-- DOCUMENT PASSAGE follows --

print("ALERT: Homograph domain registered!")
print(f"Similarity: {similarity_ratio(new_domain, protected_domain)}")
2. Email Address Spoofing Detection
Identify spoofed email addresses:
Legitimate: john.smith@example.com
Spoofed: jоhn.smith@еxamplе.com
(Cyrillic о, е, е, е)
Detection:
- Compare with levenshtein distance
- Calculate visual similarity
- Flag for user verification
3. User Input Validation
Warn users about similar domains:
// When user types URL
function checkVisualSimilarity(userInput) {
const knownDomains = [
'amazon.com', 'apple.com', 'google.com'
];
for (let known of knownDomains) {
const distance = levenshteinDistance(
userInput.toLowerCase(),
known
);
if (distance <= 2) {
showWarning(
`Did you mean ${known}? ` +
`You typed something very similar.`
);
}
}
}
Advanced Similarity Calculations
Visual Homoglyph Matrix
Create matrix of visually similar characters:
Matrix:
l: [I, 1, |]
o: [0, O, ο, О, о]
a: [α, а, ɑ]
e: [е, ё, ε]
m: [rn, ɪ, м]
n: [и, η, ո]
Similarity score:
- If characters in same group: +0.8 similarity
- Each character position: weight by importance
- Calculate overall domain similarity
Contextual Similarity
Consider domain context:
def contextual_similarity(domain1, domain2):
# Extract components
name1, tld1 = domain1.rsplit('.', 1)
name2, tld2 = domain2.rsplit('.', 1)
# Different TLDs = lower similarity
tld_similarity = 0.9 if tld1 == tld2 else 0.5
# Name similarity
name_distance = levenshtein_distance(name1, name2)
name_similarity = 1.0 - (name_distance / max(len(name1), len(name2)))
# Combined score
return (name_similarity * 0.8) + (tld_similarity * 0.2)

-- DOCUMENT PASSAGE concluded --
-- SUPPLIED RECORDS follows --

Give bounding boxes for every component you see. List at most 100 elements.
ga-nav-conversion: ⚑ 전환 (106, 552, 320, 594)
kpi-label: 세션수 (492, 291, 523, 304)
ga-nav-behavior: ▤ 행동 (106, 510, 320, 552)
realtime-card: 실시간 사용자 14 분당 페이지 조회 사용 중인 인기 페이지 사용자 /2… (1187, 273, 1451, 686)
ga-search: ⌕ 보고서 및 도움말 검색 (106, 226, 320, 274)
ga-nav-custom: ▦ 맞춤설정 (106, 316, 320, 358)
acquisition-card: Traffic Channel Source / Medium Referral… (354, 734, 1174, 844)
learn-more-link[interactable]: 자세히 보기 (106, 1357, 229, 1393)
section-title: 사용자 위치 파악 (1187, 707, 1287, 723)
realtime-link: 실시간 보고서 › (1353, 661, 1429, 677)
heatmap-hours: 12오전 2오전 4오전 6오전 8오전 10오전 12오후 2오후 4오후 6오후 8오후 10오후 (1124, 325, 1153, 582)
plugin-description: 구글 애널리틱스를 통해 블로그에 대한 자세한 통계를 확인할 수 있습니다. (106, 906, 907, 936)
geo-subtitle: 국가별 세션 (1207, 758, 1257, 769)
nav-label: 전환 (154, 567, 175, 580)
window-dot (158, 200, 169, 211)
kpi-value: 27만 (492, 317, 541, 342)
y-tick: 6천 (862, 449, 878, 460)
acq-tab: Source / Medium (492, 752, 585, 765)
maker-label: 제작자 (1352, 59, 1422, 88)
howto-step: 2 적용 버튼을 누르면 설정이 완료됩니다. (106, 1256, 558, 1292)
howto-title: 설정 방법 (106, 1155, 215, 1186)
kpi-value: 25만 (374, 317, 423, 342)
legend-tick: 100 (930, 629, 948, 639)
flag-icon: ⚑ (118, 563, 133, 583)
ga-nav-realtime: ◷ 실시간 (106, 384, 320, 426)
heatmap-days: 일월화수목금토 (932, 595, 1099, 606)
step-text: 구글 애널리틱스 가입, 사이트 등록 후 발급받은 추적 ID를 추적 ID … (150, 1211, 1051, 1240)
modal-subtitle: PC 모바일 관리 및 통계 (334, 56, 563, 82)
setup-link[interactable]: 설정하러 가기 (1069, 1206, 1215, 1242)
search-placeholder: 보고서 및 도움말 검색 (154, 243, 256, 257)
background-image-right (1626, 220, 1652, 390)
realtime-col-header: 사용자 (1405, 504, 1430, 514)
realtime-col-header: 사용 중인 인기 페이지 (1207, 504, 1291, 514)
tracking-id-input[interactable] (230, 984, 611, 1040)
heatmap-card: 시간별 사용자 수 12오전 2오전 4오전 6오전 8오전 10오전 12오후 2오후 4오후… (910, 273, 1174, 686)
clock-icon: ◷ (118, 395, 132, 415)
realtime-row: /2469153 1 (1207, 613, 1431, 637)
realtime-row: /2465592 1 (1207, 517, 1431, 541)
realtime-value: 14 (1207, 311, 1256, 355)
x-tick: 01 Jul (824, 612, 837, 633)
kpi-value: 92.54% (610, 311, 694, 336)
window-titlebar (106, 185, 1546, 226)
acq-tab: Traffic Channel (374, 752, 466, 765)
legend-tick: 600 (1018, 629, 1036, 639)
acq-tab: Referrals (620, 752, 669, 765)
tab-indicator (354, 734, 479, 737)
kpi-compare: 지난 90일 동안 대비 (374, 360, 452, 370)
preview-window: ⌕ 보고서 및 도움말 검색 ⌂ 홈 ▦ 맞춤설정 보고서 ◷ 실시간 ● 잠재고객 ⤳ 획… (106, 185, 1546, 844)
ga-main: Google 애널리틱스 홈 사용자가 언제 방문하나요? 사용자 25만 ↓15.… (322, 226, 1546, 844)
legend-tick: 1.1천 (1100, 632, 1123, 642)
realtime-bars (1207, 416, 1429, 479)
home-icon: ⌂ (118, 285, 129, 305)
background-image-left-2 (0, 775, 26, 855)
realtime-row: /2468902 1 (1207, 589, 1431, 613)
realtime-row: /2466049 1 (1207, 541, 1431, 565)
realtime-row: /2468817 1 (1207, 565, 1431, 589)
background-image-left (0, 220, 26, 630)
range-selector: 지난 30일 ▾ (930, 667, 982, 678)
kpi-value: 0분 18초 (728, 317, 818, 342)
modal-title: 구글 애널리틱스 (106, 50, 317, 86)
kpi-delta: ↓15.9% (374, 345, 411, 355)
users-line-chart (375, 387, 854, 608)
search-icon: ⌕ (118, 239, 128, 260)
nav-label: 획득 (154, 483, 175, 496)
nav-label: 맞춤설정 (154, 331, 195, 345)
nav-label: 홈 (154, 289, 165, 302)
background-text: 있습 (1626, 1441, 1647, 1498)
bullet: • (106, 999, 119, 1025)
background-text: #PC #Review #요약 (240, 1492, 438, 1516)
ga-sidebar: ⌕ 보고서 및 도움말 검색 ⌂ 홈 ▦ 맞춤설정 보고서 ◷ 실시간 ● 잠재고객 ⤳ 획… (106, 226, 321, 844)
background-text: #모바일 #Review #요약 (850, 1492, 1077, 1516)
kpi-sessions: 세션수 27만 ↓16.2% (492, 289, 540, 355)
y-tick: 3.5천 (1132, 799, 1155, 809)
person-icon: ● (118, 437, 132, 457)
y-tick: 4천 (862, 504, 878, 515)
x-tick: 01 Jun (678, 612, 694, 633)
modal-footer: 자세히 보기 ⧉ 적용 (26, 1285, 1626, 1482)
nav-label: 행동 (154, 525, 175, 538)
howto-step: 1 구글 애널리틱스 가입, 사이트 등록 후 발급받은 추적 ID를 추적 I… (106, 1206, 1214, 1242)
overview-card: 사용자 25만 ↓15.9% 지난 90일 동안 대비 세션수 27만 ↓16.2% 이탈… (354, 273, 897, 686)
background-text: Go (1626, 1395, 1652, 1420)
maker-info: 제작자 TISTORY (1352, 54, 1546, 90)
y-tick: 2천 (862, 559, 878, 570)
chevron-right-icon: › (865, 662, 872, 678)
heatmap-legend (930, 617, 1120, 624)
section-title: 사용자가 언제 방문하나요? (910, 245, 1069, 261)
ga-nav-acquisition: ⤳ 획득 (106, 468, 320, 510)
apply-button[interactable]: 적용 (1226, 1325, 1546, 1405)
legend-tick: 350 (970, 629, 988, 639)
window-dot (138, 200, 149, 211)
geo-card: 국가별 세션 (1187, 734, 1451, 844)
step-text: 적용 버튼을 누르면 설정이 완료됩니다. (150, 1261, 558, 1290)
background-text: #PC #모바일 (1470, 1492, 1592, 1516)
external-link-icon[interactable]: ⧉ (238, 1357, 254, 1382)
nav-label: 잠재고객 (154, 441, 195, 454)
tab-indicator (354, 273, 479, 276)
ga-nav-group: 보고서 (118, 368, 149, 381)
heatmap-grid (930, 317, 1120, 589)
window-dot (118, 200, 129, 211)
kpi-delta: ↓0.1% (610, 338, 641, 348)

-- SUPPLIED RECORDS concluded --

TASK ITEM A –
In the domain similarity passage, what value does tld_similarity take when the two top-level domains differ?
TASK ITEM B –
Quote the domain similarity passage, everything from "# Different TLDs" down to "(name_distance / max(len(name1), len(name2)))".
The listing is separate material, independent of the domain similarity passage.

PROBLEM SOLUTION A –
0.5

PROBLEM SOLUTION B –
# Different TLDs = lower similarity
tld_similarity = 0.9 if tld1 == tld2 else 0.5
# Name similarity
name_distance = levenshtein_distance(name1, name2)
name_similarity = 1.0 - (name_distance / max(len(name1), len(name2)))